**TASK STATEMENT**
Reproduce verbatim the portion of the entries from the first line through the line containing "notification-badge[interactable]: 1 (996, 734, 1014, 752)", including both ends.

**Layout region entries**
┏━━
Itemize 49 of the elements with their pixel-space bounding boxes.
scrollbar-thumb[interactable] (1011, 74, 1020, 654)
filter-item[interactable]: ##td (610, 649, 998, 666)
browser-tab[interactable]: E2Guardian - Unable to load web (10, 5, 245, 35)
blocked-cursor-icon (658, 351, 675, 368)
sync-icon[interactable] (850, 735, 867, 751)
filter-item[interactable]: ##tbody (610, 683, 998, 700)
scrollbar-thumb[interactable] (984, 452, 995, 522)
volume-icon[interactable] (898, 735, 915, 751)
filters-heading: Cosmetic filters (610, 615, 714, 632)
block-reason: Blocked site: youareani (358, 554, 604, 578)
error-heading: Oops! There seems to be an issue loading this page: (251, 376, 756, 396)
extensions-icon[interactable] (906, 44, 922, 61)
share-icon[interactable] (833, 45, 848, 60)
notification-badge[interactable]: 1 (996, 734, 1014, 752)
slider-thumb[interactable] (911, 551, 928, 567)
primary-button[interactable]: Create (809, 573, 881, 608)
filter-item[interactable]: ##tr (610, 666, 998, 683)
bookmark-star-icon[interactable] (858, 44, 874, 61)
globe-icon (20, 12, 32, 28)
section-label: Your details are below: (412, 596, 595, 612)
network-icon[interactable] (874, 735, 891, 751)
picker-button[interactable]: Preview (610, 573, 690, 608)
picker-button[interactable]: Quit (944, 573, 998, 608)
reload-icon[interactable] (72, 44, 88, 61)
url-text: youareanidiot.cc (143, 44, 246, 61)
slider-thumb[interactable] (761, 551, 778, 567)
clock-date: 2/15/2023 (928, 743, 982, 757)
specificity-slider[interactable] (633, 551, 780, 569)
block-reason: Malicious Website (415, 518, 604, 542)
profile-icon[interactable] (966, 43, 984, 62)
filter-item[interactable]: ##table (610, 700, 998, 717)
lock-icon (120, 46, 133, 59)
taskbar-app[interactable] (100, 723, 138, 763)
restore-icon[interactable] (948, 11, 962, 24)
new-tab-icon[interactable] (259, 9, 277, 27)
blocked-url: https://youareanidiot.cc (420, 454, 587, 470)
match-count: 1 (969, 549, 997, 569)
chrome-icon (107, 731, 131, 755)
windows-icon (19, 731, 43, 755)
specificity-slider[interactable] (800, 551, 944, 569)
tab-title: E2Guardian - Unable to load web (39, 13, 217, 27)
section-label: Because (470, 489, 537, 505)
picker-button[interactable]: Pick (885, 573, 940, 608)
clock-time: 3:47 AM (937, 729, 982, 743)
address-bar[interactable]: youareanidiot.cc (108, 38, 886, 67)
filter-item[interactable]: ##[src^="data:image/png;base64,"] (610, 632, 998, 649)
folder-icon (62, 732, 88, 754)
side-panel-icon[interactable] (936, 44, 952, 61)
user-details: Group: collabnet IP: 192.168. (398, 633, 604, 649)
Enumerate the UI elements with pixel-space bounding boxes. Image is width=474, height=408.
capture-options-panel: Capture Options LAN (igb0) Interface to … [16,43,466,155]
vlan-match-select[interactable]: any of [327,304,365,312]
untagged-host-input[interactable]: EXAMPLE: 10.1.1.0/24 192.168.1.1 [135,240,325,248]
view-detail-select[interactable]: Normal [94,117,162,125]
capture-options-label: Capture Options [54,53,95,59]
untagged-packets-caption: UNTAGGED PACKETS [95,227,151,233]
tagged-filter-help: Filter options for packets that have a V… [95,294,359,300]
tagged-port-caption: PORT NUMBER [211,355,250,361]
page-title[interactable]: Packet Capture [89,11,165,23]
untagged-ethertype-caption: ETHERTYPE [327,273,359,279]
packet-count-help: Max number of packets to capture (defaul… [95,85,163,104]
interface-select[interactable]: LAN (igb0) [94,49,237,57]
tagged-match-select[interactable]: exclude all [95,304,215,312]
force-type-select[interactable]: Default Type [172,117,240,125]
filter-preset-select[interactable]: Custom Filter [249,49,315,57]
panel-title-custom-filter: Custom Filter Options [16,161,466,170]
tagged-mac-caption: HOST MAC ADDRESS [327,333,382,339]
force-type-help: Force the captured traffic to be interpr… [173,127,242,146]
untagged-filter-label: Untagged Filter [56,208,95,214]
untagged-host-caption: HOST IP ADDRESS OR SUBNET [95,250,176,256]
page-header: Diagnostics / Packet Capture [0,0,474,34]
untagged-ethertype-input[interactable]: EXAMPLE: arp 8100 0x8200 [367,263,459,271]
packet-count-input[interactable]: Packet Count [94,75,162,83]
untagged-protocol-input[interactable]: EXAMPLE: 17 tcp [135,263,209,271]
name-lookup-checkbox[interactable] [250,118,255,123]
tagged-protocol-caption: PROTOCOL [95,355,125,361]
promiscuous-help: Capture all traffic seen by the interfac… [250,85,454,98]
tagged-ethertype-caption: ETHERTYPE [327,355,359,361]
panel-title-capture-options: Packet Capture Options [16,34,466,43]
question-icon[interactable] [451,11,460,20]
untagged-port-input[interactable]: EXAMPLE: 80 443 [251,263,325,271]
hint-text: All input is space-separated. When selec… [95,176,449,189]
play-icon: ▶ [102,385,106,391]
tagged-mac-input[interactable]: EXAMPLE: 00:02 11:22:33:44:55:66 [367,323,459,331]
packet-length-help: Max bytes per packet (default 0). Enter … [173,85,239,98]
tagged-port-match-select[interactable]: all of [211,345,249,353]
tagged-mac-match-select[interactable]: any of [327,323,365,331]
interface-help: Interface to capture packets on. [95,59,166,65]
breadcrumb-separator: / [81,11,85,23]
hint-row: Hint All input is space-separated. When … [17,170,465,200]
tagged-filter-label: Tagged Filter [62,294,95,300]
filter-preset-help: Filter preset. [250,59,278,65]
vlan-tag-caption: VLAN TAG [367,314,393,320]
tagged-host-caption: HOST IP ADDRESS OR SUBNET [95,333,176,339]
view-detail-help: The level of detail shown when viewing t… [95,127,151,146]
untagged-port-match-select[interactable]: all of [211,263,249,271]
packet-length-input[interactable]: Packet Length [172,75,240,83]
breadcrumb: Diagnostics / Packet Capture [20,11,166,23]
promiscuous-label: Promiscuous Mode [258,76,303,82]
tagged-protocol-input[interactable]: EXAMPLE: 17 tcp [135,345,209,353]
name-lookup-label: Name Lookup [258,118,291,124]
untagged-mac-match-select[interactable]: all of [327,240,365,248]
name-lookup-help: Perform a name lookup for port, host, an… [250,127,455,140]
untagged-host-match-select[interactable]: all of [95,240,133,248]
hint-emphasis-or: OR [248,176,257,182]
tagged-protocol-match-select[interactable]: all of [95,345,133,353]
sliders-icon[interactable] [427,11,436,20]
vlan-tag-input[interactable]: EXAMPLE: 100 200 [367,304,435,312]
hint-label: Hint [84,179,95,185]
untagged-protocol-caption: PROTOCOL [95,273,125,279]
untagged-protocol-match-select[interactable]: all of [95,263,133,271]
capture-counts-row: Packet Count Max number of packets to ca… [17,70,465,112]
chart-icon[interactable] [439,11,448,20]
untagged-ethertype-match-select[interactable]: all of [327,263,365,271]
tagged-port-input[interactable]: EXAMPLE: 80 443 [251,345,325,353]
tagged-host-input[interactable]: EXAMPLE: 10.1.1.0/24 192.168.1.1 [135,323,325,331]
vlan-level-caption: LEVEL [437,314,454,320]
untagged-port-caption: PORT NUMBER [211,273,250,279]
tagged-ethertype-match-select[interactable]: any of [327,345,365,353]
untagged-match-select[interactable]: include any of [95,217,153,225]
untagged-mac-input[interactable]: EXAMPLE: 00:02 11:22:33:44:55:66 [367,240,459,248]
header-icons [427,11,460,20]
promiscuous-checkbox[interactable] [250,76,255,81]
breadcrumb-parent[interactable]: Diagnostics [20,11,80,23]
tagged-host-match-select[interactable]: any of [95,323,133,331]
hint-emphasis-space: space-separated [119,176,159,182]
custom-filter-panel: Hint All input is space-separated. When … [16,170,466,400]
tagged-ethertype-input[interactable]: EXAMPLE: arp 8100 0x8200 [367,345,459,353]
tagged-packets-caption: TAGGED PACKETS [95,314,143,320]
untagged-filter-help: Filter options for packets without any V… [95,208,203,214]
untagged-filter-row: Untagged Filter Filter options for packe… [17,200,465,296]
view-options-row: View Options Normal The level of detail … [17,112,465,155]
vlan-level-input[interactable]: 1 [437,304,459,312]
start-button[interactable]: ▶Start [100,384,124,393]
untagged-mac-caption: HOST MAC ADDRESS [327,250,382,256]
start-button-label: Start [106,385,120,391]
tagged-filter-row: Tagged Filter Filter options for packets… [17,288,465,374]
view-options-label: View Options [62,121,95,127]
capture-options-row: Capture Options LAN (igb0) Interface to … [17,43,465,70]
┗━━
**RESULT**
Itemize 49 of the elements with their pixel-space bounding boxes.
scrollbar-thumb[interactable] (1011, 74, 1020, 654)
filter-item[interactable]: ##td (610, 649, 998, 666)
browser-tab[interactable]: E2Guardian - Unable to load web (10, 5, 245, 35)
blocked-cursor-icon (658, 351, 675, 368)
sync-icon[interactable] (850, 735, 867, 751)
filter-item[interactable]: ##tbody (610, 683, 998, 700)
scrollbar-thumb[interactable] (984, 452, 995, 522)
volume-icon[interactable] (898, 735, 915, 751)
filters-heading: Cosmetic filters (610, 615, 714, 632)
block-reason: Blocked site: youareani (358, 554, 604, 578)
error-heading: Oops! There seems to be an issue loading this page: (251, 376, 756, 396)
extensions-icon[interactable] (906, 44, 922, 61)
share-icon[interactable] (833, 45, 848, 60)
notification-badge[interactable]: 1 (996, 734, 1014, 752)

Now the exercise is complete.